### WRITTEN TASK
Wherever the string "title" occurs in a line of these records, report that line.

○ ○ ○ ○ ○ ○ ○

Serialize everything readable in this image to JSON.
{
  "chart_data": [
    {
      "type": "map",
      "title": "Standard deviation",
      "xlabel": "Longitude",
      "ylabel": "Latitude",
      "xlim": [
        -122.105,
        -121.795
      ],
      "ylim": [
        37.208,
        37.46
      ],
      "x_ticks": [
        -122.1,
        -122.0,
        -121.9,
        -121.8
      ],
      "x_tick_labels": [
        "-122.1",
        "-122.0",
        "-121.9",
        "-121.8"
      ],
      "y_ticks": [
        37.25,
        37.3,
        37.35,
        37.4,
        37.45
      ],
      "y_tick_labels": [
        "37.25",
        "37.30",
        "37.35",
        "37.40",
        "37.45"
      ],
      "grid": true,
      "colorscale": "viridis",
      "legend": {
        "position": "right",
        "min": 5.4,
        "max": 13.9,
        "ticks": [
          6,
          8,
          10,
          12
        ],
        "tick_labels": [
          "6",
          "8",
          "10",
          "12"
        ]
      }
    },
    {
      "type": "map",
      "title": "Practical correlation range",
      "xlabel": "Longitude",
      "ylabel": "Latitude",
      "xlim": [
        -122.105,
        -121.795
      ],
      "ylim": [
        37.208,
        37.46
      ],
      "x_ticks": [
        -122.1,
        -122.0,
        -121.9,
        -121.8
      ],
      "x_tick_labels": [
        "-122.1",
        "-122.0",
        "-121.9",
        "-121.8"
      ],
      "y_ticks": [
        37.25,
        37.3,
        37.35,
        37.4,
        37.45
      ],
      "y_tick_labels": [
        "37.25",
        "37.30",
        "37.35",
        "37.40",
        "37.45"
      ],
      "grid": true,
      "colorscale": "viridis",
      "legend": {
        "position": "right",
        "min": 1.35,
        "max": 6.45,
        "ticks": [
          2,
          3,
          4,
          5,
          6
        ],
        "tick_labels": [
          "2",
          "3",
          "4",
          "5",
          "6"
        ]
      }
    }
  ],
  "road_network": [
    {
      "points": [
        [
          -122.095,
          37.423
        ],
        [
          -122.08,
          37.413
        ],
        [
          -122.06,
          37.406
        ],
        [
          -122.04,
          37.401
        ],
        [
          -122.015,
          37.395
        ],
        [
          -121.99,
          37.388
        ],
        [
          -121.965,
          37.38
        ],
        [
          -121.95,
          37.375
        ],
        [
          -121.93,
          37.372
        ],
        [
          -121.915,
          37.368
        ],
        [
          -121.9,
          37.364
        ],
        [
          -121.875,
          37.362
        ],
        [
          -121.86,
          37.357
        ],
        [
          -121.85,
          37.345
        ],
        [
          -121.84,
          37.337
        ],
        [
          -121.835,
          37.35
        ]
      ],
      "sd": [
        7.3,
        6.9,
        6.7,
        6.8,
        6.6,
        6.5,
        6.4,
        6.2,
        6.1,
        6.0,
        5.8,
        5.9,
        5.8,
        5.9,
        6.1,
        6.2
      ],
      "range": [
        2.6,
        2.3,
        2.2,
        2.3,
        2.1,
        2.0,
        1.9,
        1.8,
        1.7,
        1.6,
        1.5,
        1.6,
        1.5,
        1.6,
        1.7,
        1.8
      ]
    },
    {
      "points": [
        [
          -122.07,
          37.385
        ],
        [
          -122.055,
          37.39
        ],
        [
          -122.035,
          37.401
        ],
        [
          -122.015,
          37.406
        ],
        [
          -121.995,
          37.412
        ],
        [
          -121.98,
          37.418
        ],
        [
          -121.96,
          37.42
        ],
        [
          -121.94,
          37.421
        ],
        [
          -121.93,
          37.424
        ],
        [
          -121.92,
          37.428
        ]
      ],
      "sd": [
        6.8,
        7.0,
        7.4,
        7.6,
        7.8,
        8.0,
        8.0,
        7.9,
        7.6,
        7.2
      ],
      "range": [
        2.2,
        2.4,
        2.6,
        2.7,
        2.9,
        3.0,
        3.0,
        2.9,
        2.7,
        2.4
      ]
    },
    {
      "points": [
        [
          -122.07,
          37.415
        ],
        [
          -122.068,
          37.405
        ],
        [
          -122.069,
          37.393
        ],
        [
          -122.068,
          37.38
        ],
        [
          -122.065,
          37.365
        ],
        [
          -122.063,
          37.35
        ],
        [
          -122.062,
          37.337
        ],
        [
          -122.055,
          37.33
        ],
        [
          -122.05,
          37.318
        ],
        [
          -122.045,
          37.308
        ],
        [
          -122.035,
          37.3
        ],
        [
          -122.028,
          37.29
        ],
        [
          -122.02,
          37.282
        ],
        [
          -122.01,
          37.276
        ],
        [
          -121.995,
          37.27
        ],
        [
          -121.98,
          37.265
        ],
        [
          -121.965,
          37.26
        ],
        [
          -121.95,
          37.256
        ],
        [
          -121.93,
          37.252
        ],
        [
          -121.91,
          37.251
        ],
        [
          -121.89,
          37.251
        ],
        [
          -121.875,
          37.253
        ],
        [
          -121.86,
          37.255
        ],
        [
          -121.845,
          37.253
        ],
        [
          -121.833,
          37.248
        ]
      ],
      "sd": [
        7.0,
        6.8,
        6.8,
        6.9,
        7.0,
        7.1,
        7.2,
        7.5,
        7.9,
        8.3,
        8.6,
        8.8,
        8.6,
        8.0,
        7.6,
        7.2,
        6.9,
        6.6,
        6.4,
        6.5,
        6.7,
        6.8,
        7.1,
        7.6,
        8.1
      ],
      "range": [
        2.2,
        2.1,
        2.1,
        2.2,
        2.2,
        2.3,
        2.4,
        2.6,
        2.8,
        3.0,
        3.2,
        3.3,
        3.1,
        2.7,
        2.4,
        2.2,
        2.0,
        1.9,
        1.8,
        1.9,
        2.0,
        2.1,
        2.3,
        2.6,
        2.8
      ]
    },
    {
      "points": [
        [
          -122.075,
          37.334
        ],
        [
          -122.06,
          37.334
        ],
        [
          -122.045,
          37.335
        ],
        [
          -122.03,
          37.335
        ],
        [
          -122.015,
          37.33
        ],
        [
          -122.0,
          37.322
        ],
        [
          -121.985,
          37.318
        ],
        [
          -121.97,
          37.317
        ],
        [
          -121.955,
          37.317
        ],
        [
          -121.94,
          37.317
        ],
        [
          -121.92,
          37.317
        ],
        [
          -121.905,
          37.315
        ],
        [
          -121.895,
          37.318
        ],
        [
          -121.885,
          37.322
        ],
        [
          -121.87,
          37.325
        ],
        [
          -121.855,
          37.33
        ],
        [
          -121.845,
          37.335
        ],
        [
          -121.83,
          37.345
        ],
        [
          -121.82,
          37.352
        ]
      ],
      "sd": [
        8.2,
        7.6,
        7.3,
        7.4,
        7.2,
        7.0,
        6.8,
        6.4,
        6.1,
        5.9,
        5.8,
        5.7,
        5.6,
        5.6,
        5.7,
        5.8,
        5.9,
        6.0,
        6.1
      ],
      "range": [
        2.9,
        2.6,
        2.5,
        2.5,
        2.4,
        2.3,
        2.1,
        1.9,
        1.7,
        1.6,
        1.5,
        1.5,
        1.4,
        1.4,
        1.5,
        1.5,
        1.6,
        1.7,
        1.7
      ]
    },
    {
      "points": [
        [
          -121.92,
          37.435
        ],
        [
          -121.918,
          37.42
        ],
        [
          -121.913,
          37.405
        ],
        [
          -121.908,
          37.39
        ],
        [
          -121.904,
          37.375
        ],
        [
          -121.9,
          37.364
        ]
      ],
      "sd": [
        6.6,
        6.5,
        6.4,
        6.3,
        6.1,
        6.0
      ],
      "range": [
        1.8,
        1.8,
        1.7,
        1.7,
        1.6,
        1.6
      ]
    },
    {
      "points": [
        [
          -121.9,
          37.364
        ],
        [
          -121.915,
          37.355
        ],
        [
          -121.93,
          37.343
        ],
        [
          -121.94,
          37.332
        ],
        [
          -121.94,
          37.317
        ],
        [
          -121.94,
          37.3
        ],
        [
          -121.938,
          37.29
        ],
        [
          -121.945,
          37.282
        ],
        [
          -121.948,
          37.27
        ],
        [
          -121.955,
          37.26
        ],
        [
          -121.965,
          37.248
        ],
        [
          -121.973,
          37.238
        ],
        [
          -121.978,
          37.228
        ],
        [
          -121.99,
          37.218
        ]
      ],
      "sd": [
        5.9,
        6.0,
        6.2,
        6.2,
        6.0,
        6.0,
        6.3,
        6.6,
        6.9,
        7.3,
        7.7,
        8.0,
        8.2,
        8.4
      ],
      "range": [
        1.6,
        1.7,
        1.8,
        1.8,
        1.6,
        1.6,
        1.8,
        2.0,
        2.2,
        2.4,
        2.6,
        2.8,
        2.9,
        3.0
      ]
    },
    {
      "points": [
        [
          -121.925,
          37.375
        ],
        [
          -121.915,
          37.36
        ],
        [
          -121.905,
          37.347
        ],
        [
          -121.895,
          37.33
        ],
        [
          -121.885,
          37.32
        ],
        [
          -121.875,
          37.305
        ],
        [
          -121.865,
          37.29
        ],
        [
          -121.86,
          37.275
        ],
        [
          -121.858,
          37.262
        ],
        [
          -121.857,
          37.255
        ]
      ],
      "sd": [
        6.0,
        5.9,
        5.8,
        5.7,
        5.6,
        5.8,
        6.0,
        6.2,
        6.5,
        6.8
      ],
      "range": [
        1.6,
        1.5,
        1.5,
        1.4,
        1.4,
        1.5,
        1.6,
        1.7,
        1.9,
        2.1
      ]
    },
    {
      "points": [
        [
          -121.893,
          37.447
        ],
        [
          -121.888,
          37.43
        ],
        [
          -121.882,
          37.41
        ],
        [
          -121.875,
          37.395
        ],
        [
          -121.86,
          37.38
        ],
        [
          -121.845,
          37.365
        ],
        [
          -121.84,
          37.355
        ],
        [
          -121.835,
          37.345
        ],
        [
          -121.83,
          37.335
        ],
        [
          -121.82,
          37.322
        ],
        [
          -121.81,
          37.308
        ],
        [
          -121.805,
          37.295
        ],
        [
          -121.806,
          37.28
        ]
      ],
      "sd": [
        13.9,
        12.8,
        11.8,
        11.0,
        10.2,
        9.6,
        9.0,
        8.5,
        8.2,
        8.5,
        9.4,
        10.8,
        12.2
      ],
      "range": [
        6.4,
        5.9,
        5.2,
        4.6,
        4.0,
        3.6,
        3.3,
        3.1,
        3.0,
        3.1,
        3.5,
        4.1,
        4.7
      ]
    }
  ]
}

○ ○ ○ ○ ○ ○ ○

### TASK RESPONSE
      "title": "Standard deviation",
      "title": "Practical correlation range",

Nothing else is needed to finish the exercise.